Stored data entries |
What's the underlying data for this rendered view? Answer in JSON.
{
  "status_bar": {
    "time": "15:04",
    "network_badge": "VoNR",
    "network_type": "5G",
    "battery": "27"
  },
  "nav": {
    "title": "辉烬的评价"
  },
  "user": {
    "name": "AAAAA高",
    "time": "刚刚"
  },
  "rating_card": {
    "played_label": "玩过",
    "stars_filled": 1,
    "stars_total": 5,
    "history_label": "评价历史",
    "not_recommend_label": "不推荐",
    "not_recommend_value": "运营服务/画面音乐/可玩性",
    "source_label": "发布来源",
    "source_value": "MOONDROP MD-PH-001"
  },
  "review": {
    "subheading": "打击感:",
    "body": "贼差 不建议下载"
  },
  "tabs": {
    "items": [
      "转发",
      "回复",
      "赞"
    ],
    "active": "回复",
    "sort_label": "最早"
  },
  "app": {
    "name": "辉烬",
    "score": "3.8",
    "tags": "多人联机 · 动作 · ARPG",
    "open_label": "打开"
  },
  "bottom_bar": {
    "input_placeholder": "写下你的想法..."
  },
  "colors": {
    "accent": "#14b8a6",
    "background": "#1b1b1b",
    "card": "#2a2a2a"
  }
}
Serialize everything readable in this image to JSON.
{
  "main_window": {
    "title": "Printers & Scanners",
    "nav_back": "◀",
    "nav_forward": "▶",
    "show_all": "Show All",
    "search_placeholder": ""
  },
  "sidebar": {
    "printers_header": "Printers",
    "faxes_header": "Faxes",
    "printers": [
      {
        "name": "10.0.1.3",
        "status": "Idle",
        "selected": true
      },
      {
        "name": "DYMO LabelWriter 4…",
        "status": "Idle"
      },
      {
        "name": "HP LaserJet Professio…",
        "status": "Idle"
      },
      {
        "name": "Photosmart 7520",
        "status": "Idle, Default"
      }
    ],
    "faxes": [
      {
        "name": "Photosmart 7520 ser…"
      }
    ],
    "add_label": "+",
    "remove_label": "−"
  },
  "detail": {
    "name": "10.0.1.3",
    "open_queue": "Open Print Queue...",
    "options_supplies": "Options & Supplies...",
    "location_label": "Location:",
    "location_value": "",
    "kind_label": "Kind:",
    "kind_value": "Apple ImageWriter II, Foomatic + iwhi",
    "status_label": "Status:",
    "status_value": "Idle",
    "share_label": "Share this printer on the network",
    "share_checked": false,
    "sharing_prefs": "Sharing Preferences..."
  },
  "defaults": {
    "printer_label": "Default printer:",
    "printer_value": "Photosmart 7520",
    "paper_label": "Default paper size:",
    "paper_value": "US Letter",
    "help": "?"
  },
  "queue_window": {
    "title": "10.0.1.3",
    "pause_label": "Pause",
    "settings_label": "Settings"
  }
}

THE PROBLEM | Exactly as shown above, return every record.

WORKED ANSWER |
What's the underlying data for this rendered view? Answer in JSON.
{
  "status_bar": {
    "time": "15:04",
    "network_badge": "VoNR",
    "network_type": "5G",
    "battery": "27"
  },
  "nav": {
    "title": "辉烬的评价"
  },
  "user": {
    "name": "AAAAA高",
    "time": "刚刚"
  },
  "rating_card": {
    "played_label": "玩过",
    "stars_filled": 1,
    "stars_total": 5,
    "history_label": "评价历史",
    "not_recommend_label": "不推荐",
    "not_recommend_value": "运营服务/画面音乐/可玩性",
    "source_label": "发布来源",
    "source_value": "MOONDROP MD-PH-001"
  },
  "review": {
    "subheading": "打击感:",
    "body": "贼差 不建议下载"
  },
  "tabs": {
    "items": [
      "转发",
      "回复",
      "赞"
    ],
    "active": "回复",
    "sort_label": "最早"
  },
  "app": {
    "name": "辉烬",
    "score": "3.8",
    "tags": "多人联机 · 动作 · ARPG",
    "open_label": "打开"
  },
  "bottom_bar": {
    "input_placeholder": "写下你的想法..."
  },
  "colors": {
    "accent": "#14b8a6",
    "background": "#1b1b1b",
    "card": "#2a2a2a"
  }
}
Serialize everything readable in this image to JSON.
{
  "main_window": {
    "title": "Printers & Scanners",
    "nav_back": "◀",
    "nav_forward": "▶",
    "show_all": "Show All",
    "search_placeholder": ""
  },
  "sidebar": {
    "printers_header": "Printers",
    "faxes_header": "Faxes",
    "printers": [
      {
        "name": "10.0.1.3",
        "status": "Idle",
        "selected": true
      },
      {
        "name": "DYMO LabelWriter 4…",
        "status": "Idle"
      },
      {
        "name": "HP LaserJet Professio…",
        "status": "Idle"
      },
      {
        "name": "Photosmart 7520",
        "status": "Idle, Default"
      }
    ],
    "faxes": [
      {
        "name": "Photosmart 7520 ser…"
      }
    ],
    "add_label": "+",
    "remove_label": "−"
  },
  "detail": {
    "name": "10.0.1.3",
    "open_queue": "Open Print Queue...",
    "options_supplies": "Options & Supplies...",
    "location_label": "Location:",
    "location_value": "",
    "kind_label": "Kind:",
    "kind_value": "Apple ImageWriter II, Foomatic + iwhi",
    "status_label": "Status:",
    "status_value": "Idle",
    "share_label": "Share this printer on the network",
    "share_checked": false,
    "sharing_prefs": "Sharing Preferences..."
  },
  "defaults": {
    "printer_label": "Default printer:",
    "printer_value": "Photosmart 7520",
    "paper_label": "Default paper size:",
    "paper_value": "US Letter",
    "help": "?"
  },
  "queue_window": {
    "title": "10.0.1.3",
    "pause_label": "Pause",
    "settings_label": "Settings"
  }
}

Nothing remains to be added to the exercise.